[Entries]
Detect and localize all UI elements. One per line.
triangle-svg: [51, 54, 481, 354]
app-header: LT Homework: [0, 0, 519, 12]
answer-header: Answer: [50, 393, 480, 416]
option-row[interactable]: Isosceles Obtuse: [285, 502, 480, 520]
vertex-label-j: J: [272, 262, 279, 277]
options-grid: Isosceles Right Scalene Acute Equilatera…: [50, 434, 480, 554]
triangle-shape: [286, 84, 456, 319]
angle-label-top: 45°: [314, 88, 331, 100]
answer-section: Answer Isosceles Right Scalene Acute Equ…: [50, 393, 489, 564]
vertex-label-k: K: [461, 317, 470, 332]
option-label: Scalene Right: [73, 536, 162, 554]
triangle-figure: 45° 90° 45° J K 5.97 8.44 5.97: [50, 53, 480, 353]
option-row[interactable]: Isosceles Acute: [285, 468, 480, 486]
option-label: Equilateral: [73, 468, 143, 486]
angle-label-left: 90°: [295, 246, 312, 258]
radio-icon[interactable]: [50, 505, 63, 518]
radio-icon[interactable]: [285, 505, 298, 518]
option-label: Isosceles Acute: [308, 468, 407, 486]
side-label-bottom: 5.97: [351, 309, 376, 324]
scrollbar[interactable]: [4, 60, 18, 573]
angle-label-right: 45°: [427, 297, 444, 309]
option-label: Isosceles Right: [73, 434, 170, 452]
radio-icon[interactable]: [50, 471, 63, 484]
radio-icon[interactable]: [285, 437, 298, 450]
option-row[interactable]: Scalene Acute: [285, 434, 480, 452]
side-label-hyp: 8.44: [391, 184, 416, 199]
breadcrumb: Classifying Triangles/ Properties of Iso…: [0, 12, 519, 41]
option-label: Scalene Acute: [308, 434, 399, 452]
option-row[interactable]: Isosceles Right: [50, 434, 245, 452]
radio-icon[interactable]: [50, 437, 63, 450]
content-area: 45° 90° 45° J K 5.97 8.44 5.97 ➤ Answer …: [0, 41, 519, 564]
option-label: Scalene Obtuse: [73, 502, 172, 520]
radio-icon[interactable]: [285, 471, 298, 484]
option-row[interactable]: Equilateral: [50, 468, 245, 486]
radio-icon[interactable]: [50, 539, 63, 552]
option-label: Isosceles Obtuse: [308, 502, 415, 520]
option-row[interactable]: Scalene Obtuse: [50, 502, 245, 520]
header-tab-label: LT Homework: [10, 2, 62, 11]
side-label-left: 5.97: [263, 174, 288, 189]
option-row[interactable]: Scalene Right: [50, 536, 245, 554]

[What you have to do]
Rewrite the records above with every "option-label" renamed to "choice-label". Leave everything else unchanged.

[Answer to this problem]
Detect and localize all UI elements. One per line.
triangle-svg: [51, 54, 481, 354]
app-header: LT Homework: [0, 0, 519, 12]
answer-header: Answer: [50, 393, 480, 416]
option-row[interactable]: Isosceles Obtuse: [285, 502, 480, 520]
vertex-label-j: J: [272, 262, 279, 277]
options-grid: Isosceles Right Scalene Acute Equilatera…: [50, 434, 480, 554]
triangle-shape: [286, 84, 456, 319]
angle-label-top: 45°: [314, 88, 331, 100]
answer-section: Answer Isosceles Right Scalene Acute Equ…: [50, 393, 489, 564]
vertex-label-k: K: [461, 317, 470, 332]
choice-label: Scalene Right: [73, 536, 162, 554]
triangle-figure: 45° 90° 45° J K 5.97 8.44 5.97: [50, 53, 480, 353]
option-row[interactable]: Isosceles Acute: [285, 468, 480, 486]
choice-label: Equilateral: [73, 468, 143, 486]
angle-label-left: 90°: [295, 246, 312, 258]
radio-icon[interactable]: [50, 505, 63, 518]
radio-icon[interactable]: [285, 505, 298, 518]
choice-label: Isosceles Acute: [308, 468, 407, 486]
side-label-bottom: 5.97: [351, 309, 376, 324]
scrollbar[interactable]: [4, 60, 18, 573]
angle-label-right: 45°: [427, 297, 444, 309]
choice-label: Isosceles Right: [73, 434, 170, 452]
radio-icon[interactable]: [50, 471, 63, 484]
radio-icon[interactable]: [285, 437, 298, 450]
option-row[interactable]: Scalene Acute: [285, 434, 480, 452]
side-label-hyp: 8.44: [391, 184, 416, 199]
breadcrumb: Classifying Triangles/ Properties of Iso…: [0, 12, 519, 41]
choice-label: Scalene Acute: [308, 434, 399, 452]
option-row[interactable]: Isosceles Right: [50, 434, 245, 452]
radio-icon[interactable]: [50, 437, 63, 450]
content-area: 45° 90° 45° J K 5.97 8.44 5.97 ➤ Answer …: [0, 41, 519, 564]
choice-label: Scalene Obtuse: [73, 502, 172, 520]
radio-icon[interactable]: [285, 471, 298, 484]
option-row[interactable]: Equilateral: [50, 468, 245, 486]
radio-icon[interactable]: [50, 539, 63, 552]
choice-label: Isosceles Obtuse: [308, 502, 415, 520]
option-row[interactable]: Scalene Obtuse: [50, 502, 245, 520]
header-tab-label: LT Homework: [10, 2, 62, 11]
side-label-left: 5.97: [263, 174, 288, 189]
option-row[interactable]: Scalene Right: [50, 536, 245, 554]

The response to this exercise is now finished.